Pick out all lines with the word "name" from the records that follow.

════════════════════

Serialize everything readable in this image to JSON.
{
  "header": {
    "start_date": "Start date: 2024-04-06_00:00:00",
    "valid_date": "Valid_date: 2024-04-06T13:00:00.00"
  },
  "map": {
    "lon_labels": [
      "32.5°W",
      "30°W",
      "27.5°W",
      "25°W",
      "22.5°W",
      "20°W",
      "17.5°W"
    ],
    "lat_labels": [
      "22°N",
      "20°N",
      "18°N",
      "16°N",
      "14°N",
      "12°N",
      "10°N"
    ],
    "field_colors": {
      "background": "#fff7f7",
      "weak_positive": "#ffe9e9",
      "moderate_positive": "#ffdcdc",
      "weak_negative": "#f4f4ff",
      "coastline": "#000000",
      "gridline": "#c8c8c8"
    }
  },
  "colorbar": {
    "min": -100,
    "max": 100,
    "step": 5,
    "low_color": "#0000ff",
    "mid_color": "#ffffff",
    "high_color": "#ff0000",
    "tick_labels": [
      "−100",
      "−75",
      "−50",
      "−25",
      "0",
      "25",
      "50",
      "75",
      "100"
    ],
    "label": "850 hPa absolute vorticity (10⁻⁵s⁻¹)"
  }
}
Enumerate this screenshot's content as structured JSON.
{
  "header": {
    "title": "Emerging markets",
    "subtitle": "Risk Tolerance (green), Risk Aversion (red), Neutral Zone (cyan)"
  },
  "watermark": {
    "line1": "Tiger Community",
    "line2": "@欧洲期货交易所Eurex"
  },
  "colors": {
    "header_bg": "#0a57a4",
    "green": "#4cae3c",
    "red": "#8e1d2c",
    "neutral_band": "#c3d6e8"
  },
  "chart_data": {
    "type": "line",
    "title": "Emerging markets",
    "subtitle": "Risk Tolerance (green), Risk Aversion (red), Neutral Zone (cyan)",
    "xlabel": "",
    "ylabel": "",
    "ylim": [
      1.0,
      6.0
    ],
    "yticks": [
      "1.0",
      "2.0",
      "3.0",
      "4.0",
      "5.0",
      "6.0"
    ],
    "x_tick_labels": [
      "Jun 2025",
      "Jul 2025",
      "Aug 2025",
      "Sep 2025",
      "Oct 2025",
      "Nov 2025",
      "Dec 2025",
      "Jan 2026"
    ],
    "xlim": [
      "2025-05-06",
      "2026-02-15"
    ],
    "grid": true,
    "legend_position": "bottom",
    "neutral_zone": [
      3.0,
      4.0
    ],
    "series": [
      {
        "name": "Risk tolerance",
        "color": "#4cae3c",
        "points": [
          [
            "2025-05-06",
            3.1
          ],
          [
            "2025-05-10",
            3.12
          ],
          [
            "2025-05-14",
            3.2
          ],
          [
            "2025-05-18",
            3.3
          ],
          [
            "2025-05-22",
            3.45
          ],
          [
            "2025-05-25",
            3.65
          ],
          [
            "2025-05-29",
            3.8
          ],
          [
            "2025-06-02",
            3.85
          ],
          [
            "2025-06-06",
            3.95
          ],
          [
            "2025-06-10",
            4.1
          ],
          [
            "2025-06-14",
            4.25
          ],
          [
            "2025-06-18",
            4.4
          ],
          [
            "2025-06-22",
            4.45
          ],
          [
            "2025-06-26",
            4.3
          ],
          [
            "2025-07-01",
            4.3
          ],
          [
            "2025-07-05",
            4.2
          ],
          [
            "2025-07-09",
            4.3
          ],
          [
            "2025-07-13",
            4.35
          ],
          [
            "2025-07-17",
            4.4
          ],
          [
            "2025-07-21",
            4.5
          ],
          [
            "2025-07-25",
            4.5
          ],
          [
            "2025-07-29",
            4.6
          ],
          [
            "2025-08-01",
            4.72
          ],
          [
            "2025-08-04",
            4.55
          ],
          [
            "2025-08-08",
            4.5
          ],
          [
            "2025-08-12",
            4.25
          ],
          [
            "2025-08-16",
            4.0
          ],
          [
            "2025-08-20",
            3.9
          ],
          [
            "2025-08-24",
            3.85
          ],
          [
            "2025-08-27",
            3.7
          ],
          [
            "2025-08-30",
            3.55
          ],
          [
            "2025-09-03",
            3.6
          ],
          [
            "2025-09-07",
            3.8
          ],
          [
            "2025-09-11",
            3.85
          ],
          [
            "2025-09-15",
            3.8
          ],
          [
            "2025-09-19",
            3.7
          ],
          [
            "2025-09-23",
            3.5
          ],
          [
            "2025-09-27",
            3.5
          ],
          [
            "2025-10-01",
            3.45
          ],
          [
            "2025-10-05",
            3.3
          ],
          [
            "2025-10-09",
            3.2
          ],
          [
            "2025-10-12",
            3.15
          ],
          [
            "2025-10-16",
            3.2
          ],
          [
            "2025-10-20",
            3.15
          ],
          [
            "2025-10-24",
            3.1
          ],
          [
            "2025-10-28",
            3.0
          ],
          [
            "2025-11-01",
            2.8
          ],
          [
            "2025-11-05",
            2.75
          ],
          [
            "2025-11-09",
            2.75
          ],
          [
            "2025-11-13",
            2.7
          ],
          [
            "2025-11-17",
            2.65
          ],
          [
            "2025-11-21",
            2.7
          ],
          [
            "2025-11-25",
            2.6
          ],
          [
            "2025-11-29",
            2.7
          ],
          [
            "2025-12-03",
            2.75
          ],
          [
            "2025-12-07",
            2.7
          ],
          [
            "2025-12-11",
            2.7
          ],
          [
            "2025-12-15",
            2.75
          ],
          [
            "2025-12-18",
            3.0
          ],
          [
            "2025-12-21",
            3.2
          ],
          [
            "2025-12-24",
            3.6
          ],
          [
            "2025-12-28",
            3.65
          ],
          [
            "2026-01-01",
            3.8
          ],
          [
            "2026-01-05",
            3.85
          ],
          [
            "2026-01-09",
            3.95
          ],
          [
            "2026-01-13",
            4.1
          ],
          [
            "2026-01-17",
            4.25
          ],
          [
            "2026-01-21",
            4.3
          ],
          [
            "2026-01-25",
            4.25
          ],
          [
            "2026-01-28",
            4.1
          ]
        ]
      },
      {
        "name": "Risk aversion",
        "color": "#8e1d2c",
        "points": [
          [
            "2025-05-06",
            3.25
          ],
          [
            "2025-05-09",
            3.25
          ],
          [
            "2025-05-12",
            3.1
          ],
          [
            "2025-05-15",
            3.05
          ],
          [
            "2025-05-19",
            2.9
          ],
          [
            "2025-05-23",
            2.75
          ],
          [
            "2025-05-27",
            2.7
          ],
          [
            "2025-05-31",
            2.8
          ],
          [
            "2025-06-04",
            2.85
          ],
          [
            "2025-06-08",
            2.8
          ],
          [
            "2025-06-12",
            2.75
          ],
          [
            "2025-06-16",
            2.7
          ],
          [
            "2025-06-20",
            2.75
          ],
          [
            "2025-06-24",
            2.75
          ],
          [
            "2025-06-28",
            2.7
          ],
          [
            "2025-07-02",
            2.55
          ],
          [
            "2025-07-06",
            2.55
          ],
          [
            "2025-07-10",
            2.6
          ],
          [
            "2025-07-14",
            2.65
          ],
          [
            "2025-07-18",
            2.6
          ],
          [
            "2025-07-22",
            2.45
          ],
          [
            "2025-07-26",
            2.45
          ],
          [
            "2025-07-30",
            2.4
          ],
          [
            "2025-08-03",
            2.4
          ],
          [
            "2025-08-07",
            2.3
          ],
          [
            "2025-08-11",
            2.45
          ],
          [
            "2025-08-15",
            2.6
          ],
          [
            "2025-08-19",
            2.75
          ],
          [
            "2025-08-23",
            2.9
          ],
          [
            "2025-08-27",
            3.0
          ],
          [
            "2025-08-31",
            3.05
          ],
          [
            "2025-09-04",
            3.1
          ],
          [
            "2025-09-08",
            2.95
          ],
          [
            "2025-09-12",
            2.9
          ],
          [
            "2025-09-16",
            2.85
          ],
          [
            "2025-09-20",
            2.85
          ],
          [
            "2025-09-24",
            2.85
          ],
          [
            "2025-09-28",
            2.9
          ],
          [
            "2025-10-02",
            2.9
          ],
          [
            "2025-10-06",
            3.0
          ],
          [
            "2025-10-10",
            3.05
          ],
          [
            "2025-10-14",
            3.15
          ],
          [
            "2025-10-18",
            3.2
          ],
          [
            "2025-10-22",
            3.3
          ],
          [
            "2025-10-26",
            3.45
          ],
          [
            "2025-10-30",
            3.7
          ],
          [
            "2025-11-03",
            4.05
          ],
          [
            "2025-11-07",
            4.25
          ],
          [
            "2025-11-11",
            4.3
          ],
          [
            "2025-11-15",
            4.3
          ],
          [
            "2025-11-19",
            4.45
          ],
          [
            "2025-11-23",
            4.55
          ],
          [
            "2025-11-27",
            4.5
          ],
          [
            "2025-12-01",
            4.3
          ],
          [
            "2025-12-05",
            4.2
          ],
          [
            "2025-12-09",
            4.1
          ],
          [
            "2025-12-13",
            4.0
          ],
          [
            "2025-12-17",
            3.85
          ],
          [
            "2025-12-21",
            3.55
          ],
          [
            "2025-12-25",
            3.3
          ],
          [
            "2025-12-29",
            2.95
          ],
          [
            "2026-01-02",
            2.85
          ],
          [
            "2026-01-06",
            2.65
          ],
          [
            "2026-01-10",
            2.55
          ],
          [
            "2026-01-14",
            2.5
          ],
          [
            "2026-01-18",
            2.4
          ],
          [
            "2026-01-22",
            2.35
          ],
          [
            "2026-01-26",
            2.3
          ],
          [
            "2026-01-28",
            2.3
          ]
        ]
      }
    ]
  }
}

════════════════════

* **Expected answer**:
        "name": "Risk tolerance",
        "name": "Risk aversion",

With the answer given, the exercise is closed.